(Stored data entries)
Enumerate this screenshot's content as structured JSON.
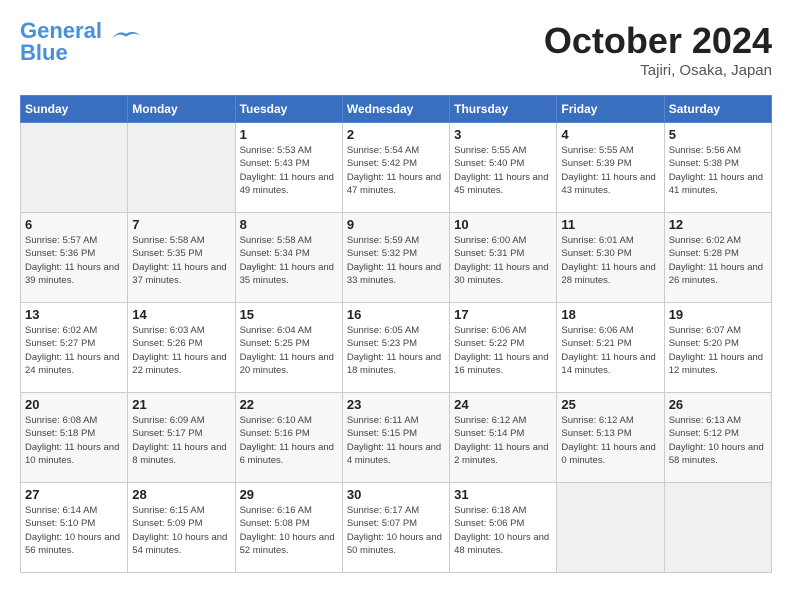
{
  "header": {
    "logo_line1": "General",
    "logo_line2": "Blue",
    "month_title": "October 2024",
    "location": "Tajiri, Osaka, Japan"
  },
  "weekdays": [
    "Sunday",
    "Monday",
    "Tuesday",
    "Wednesday",
    "Thursday",
    "Friday",
    "Saturday"
  ],
  "weeks": [
    [
      {
        "day": "",
        "info": ""
      },
      {
        "day": "",
        "info": ""
      },
      {
        "day": "1",
        "info": "Sunrise: 5:53 AM\nSunset: 5:43 PM\nDaylight: 11 hours and 49 minutes."
      },
      {
        "day": "2",
        "info": "Sunrise: 5:54 AM\nSunset: 5:42 PM\nDaylight: 11 hours and 47 minutes."
      },
      {
        "day": "3",
        "info": "Sunrise: 5:55 AM\nSunset: 5:40 PM\nDaylight: 11 hours and 45 minutes."
      },
      {
        "day": "4",
        "info": "Sunrise: 5:55 AM\nSunset: 5:39 PM\nDaylight: 11 hours and 43 minutes."
      },
      {
        "day": "5",
        "info": "Sunrise: 5:56 AM\nSunset: 5:38 PM\nDaylight: 11 hours and 41 minutes."
      }
    ],
    [
      {
        "day": "6",
        "info": "Sunrise: 5:57 AM\nSunset: 5:36 PM\nDaylight: 11 hours and 39 minutes."
      },
      {
        "day": "7",
        "info": "Sunrise: 5:58 AM\nSunset: 5:35 PM\nDaylight: 11 hours and 37 minutes."
      },
      {
        "day": "8",
        "info": "Sunrise: 5:58 AM\nSunset: 5:34 PM\nDaylight: 11 hours and 35 minutes."
      },
      {
        "day": "9",
        "info": "Sunrise: 5:59 AM\nSunset: 5:32 PM\nDaylight: 11 hours and 33 minutes."
      },
      {
        "day": "10",
        "info": "Sunrise: 6:00 AM\nSunset: 5:31 PM\nDaylight: 11 hours and 30 minutes."
      },
      {
        "day": "11",
        "info": "Sunrise: 6:01 AM\nSunset: 5:30 PM\nDaylight: 11 hours and 28 minutes."
      },
      {
        "day": "12",
        "info": "Sunrise: 6:02 AM\nSunset: 5:28 PM\nDaylight: 11 hours and 26 minutes."
      }
    ],
    [
      {
        "day": "13",
        "info": "Sunrise: 6:02 AM\nSunset: 5:27 PM\nDaylight: 11 hours and 24 minutes."
      },
      {
        "day": "14",
        "info": "Sunrise: 6:03 AM\nSunset: 5:26 PM\nDaylight: 11 hours and 22 minutes."
      },
      {
        "day": "15",
        "info": "Sunrise: 6:04 AM\nSunset: 5:25 PM\nDaylight: 11 hours and 20 minutes."
      },
      {
        "day": "16",
        "info": "Sunrise: 6:05 AM\nSunset: 5:23 PM\nDaylight: 11 hours and 18 minutes."
      },
      {
        "day": "17",
        "info": "Sunrise: 6:06 AM\nSunset: 5:22 PM\nDaylight: 11 hours and 16 minutes."
      },
      {
        "day": "18",
        "info": "Sunrise: 6:06 AM\nSunset: 5:21 PM\nDaylight: 11 hours and 14 minutes."
      },
      {
        "day": "19",
        "info": "Sunrise: 6:07 AM\nSunset: 5:20 PM\nDaylight: 11 hours and 12 minutes."
      }
    ],
    [
      {
        "day": "20",
        "info": "Sunrise: 6:08 AM\nSunset: 5:18 PM\nDaylight: 11 hours and 10 minutes."
      },
      {
        "day": "21",
        "info": "Sunrise: 6:09 AM\nSunset: 5:17 PM\nDaylight: 11 hours and 8 minutes."
      },
      {
        "day": "22",
        "info": "Sunrise: 6:10 AM\nSunset: 5:16 PM\nDaylight: 11 hours and 6 minutes."
      },
      {
        "day": "23",
        "info": "Sunrise: 6:11 AM\nSunset: 5:15 PM\nDaylight: 11 hours and 4 minutes."
      },
      {
        "day": "24",
        "info": "Sunrise: 6:12 AM\nSunset: 5:14 PM\nDaylight: 11 hours and 2 minutes."
      },
      {
        "day": "25",
        "info": "Sunrise: 6:12 AM\nSunset: 5:13 PM\nDaylight: 11 hours and 0 minutes."
      },
      {
        "day": "26",
        "info": "Sunrise: 6:13 AM\nSunset: 5:12 PM\nDaylight: 10 hours and 58 minutes."
      }
    ],
    [
      {
        "day": "27",
        "info": "Sunrise: 6:14 AM\nSunset: 5:10 PM\nDaylight: 10 hours and 56 minutes."
      },
      {
        "day": "28",
        "info": "Sunrise: 6:15 AM\nSunset: 5:09 PM\nDaylight: 10 hours and 54 minutes."
      },
      {
        "day": "29",
        "info": "Sunrise: 6:16 AM\nSunset: 5:08 PM\nDaylight: 10 hours and 52 minutes."
      },
      {
        "day": "30",
        "info": "Sunrise: 6:17 AM\nSunset: 5:07 PM\nDaylight: 10 hours and 50 minutes."
      },
      {
        "day": "31",
        "info": "Sunrise: 6:18 AM\nSunset: 5:06 PM\nDaylight: 10 hours and 48 minutes."
      },
      {
        "day": "",
        "info": ""
      },
      {
        "day": "",
        "info": ""
      }
    ]
  ]
}
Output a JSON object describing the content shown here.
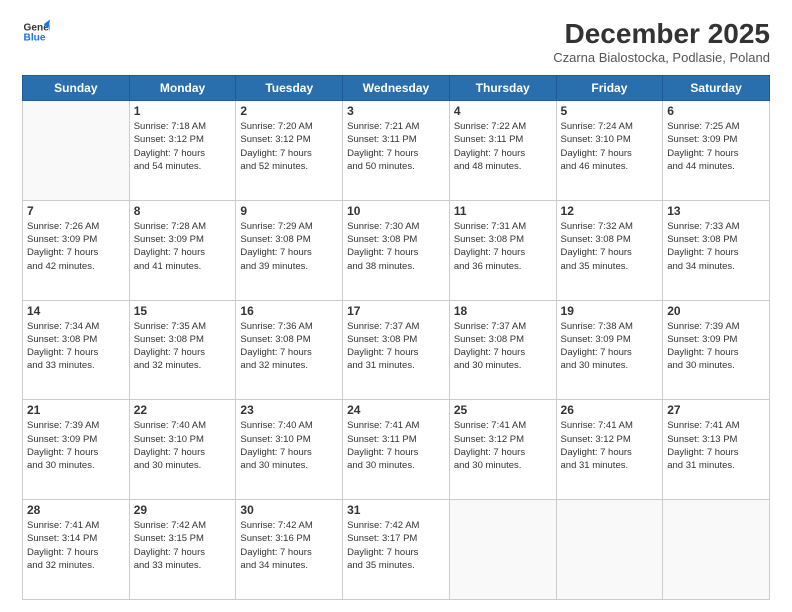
{
  "logo": {
    "line1": "General",
    "line2": "Blue"
  },
  "title": "December 2025",
  "subtitle": "Czarna Bialostocka, Podlasie, Poland",
  "header_days": [
    "Sunday",
    "Monday",
    "Tuesday",
    "Wednesday",
    "Thursday",
    "Friday",
    "Saturday"
  ],
  "weeks": [
    [
      {
        "day": "",
        "info": ""
      },
      {
        "day": "1",
        "info": "Sunrise: 7:18 AM\nSunset: 3:12 PM\nDaylight: 7 hours\nand 54 minutes."
      },
      {
        "day": "2",
        "info": "Sunrise: 7:20 AM\nSunset: 3:12 PM\nDaylight: 7 hours\nand 52 minutes."
      },
      {
        "day": "3",
        "info": "Sunrise: 7:21 AM\nSunset: 3:11 PM\nDaylight: 7 hours\nand 50 minutes."
      },
      {
        "day": "4",
        "info": "Sunrise: 7:22 AM\nSunset: 3:11 PM\nDaylight: 7 hours\nand 48 minutes."
      },
      {
        "day": "5",
        "info": "Sunrise: 7:24 AM\nSunset: 3:10 PM\nDaylight: 7 hours\nand 46 minutes."
      },
      {
        "day": "6",
        "info": "Sunrise: 7:25 AM\nSunset: 3:09 PM\nDaylight: 7 hours\nand 44 minutes."
      }
    ],
    [
      {
        "day": "7",
        "info": "Sunrise: 7:26 AM\nSunset: 3:09 PM\nDaylight: 7 hours\nand 42 minutes."
      },
      {
        "day": "8",
        "info": "Sunrise: 7:28 AM\nSunset: 3:09 PM\nDaylight: 7 hours\nand 41 minutes."
      },
      {
        "day": "9",
        "info": "Sunrise: 7:29 AM\nSunset: 3:08 PM\nDaylight: 7 hours\nand 39 minutes."
      },
      {
        "day": "10",
        "info": "Sunrise: 7:30 AM\nSunset: 3:08 PM\nDaylight: 7 hours\nand 38 minutes."
      },
      {
        "day": "11",
        "info": "Sunrise: 7:31 AM\nSunset: 3:08 PM\nDaylight: 7 hours\nand 36 minutes."
      },
      {
        "day": "12",
        "info": "Sunrise: 7:32 AM\nSunset: 3:08 PM\nDaylight: 7 hours\nand 35 minutes."
      },
      {
        "day": "13",
        "info": "Sunrise: 7:33 AM\nSunset: 3:08 PM\nDaylight: 7 hours\nand 34 minutes."
      }
    ],
    [
      {
        "day": "14",
        "info": "Sunrise: 7:34 AM\nSunset: 3:08 PM\nDaylight: 7 hours\nand 33 minutes."
      },
      {
        "day": "15",
        "info": "Sunrise: 7:35 AM\nSunset: 3:08 PM\nDaylight: 7 hours\nand 32 minutes."
      },
      {
        "day": "16",
        "info": "Sunrise: 7:36 AM\nSunset: 3:08 PM\nDaylight: 7 hours\nand 32 minutes."
      },
      {
        "day": "17",
        "info": "Sunrise: 7:37 AM\nSunset: 3:08 PM\nDaylight: 7 hours\nand 31 minutes."
      },
      {
        "day": "18",
        "info": "Sunrise: 7:37 AM\nSunset: 3:08 PM\nDaylight: 7 hours\nand 30 minutes."
      },
      {
        "day": "19",
        "info": "Sunrise: 7:38 AM\nSunset: 3:09 PM\nDaylight: 7 hours\nand 30 minutes."
      },
      {
        "day": "20",
        "info": "Sunrise: 7:39 AM\nSunset: 3:09 PM\nDaylight: 7 hours\nand 30 minutes."
      }
    ],
    [
      {
        "day": "21",
        "info": "Sunrise: 7:39 AM\nSunset: 3:09 PM\nDaylight: 7 hours\nand 30 minutes."
      },
      {
        "day": "22",
        "info": "Sunrise: 7:40 AM\nSunset: 3:10 PM\nDaylight: 7 hours\nand 30 minutes."
      },
      {
        "day": "23",
        "info": "Sunrise: 7:40 AM\nSunset: 3:10 PM\nDaylight: 7 hours\nand 30 minutes."
      },
      {
        "day": "24",
        "info": "Sunrise: 7:41 AM\nSunset: 3:11 PM\nDaylight: 7 hours\nand 30 minutes."
      },
      {
        "day": "25",
        "info": "Sunrise: 7:41 AM\nSunset: 3:12 PM\nDaylight: 7 hours\nand 30 minutes."
      },
      {
        "day": "26",
        "info": "Sunrise: 7:41 AM\nSunset: 3:12 PM\nDaylight: 7 hours\nand 31 minutes."
      },
      {
        "day": "27",
        "info": "Sunrise: 7:41 AM\nSunset: 3:13 PM\nDaylight: 7 hours\nand 31 minutes."
      }
    ],
    [
      {
        "day": "28",
        "info": "Sunrise: 7:41 AM\nSunset: 3:14 PM\nDaylight: 7 hours\nand 32 minutes."
      },
      {
        "day": "29",
        "info": "Sunrise: 7:42 AM\nSunset: 3:15 PM\nDaylight: 7 hours\nand 33 minutes."
      },
      {
        "day": "30",
        "info": "Sunrise: 7:42 AM\nSunset: 3:16 PM\nDaylight: 7 hours\nand 34 minutes."
      },
      {
        "day": "31",
        "info": "Sunrise: 7:42 AM\nSunset: 3:17 PM\nDaylight: 7 hours\nand 35 minutes."
      },
      {
        "day": "",
        "info": ""
      },
      {
        "day": "",
        "info": ""
      },
      {
        "day": "",
        "info": ""
      }
    ]
  ]
}
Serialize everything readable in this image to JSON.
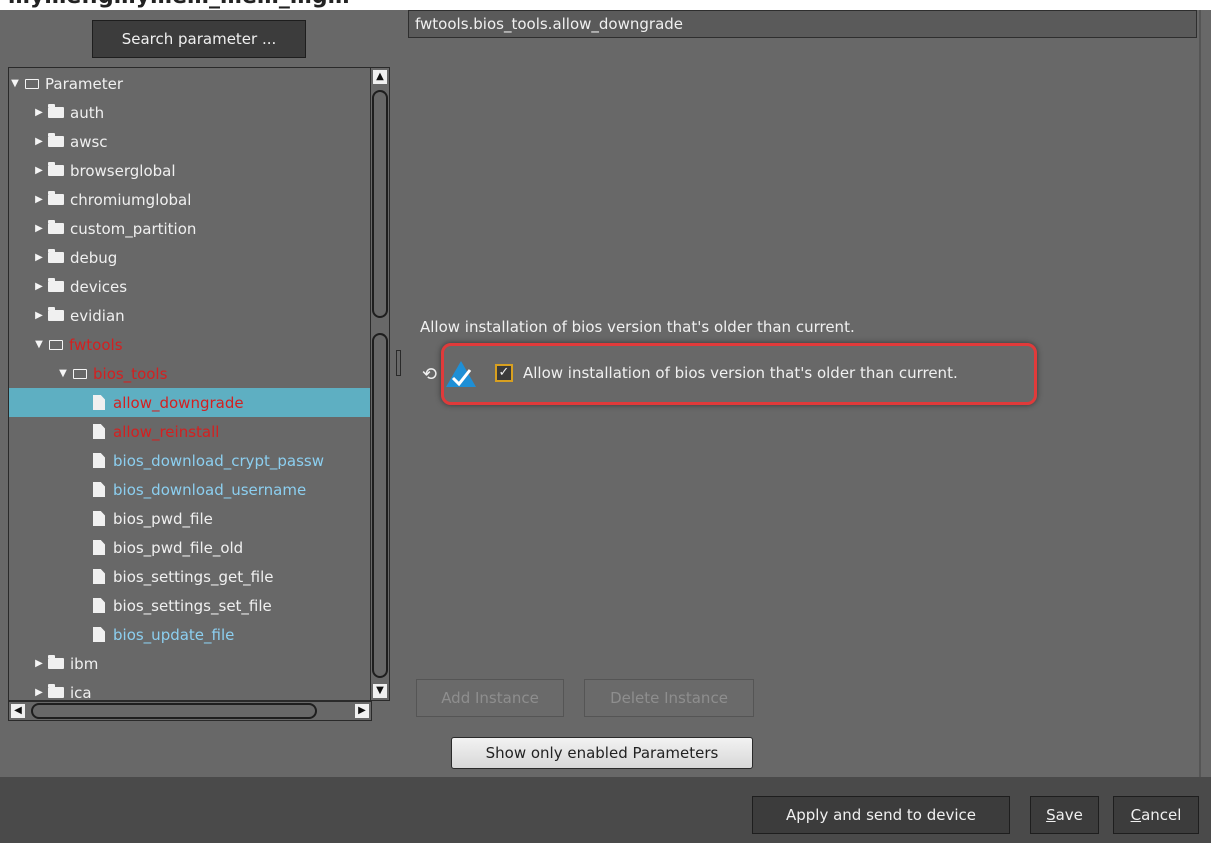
{
  "window_title": "…y…e..g…y…e…_…e…_…g…",
  "left": {
    "search_button": "Search parameter ...",
    "tree": [
      {
        "label": "Parameter",
        "level": 0,
        "expanded": true,
        "type": "folder",
        "color": "white"
      },
      {
        "label": "auth",
        "level": 1,
        "expanded": false,
        "type": "folder",
        "color": "white"
      },
      {
        "label": "awsc",
        "level": 1,
        "expanded": false,
        "type": "folder",
        "color": "white"
      },
      {
        "label": "browserglobal",
        "level": 1,
        "expanded": false,
        "type": "folder",
        "color": "white"
      },
      {
        "label": "chromiumglobal",
        "level": 1,
        "expanded": false,
        "type": "folder",
        "color": "white"
      },
      {
        "label": "custom_partition",
        "level": 1,
        "expanded": false,
        "type": "folder",
        "color": "white"
      },
      {
        "label": "debug",
        "level": 1,
        "expanded": false,
        "type": "folder",
        "color": "white"
      },
      {
        "label": "devices",
        "level": 1,
        "expanded": false,
        "type": "folder",
        "color": "white"
      },
      {
        "label": "evidian",
        "level": 1,
        "expanded": false,
        "type": "folder",
        "color": "white"
      },
      {
        "label": "fwtools",
        "level": 1,
        "expanded": true,
        "type": "folder",
        "color": "red"
      },
      {
        "label": "bios_tools",
        "level": 2,
        "expanded": true,
        "type": "folder",
        "color": "red"
      },
      {
        "label": "allow_downgrade",
        "level": 3,
        "type": "file",
        "color": "red",
        "selected": true
      },
      {
        "label": "allow_reinstall",
        "level": 3,
        "type": "file",
        "color": "red"
      },
      {
        "label": "bios_download_crypt_passw",
        "level": 3,
        "type": "file",
        "color": "blue"
      },
      {
        "label": "bios_download_username",
        "level": 3,
        "type": "file",
        "color": "blue"
      },
      {
        "label": "bios_pwd_file",
        "level": 3,
        "type": "file",
        "color": "white"
      },
      {
        "label": "bios_pwd_file_old",
        "level": 3,
        "type": "file",
        "color": "white"
      },
      {
        "label": "bios_settings_get_file",
        "level": 3,
        "type": "file",
        "color": "white"
      },
      {
        "label": "bios_settings_set_file",
        "level": 3,
        "type": "file",
        "color": "white"
      },
      {
        "label": "bios_update_file",
        "level": 3,
        "type": "file",
        "color": "blue"
      },
      {
        "label": "ibm",
        "level": 1,
        "expanded": false,
        "type": "folder",
        "color": "white"
      },
      {
        "label": "ica",
        "level": 1,
        "expanded": false,
        "type": "folder",
        "color": "white"
      }
    ]
  },
  "right": {
    "path": "fwtools.bios_tools.allow_downgrade",
    "description": "Allow installation of bios version that's older than current.",
    "checkbox_label": "Allow installation of bios version that's older than current.",
    "checkbox_checked": true,
    "icons": {
      "reset": "reset-icon",
      "change": "triangle-check-icon"
    },
    "add_instance": "Add Instance",
    "delete_instance": "Delete Instance",
    "show_enabled": "Show only enabled Parameters"
  },
  "footer": {
    "apply": "Apply and send to device",
    "save_first": "S",
    "save_rest": "ave",
    "cancel_first": "C",
    "cancel_rest": "ancel"
  },
  "colors": {
    "selected_row": "#5eafc2",
    "modified_red": "#d42020",
    "set_blue": "#8ccff0",
    "highlight": "#e03a3a"
  }
}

- SET TASK:
In the records, locate each line holding the string "version" and copy it.

- SOLUTION TO THIS EXERCISE:
    "description": "Allow installation of bios version that's older than current.",
    "checkbox_label": "Allow installation of bios version that's older than current.",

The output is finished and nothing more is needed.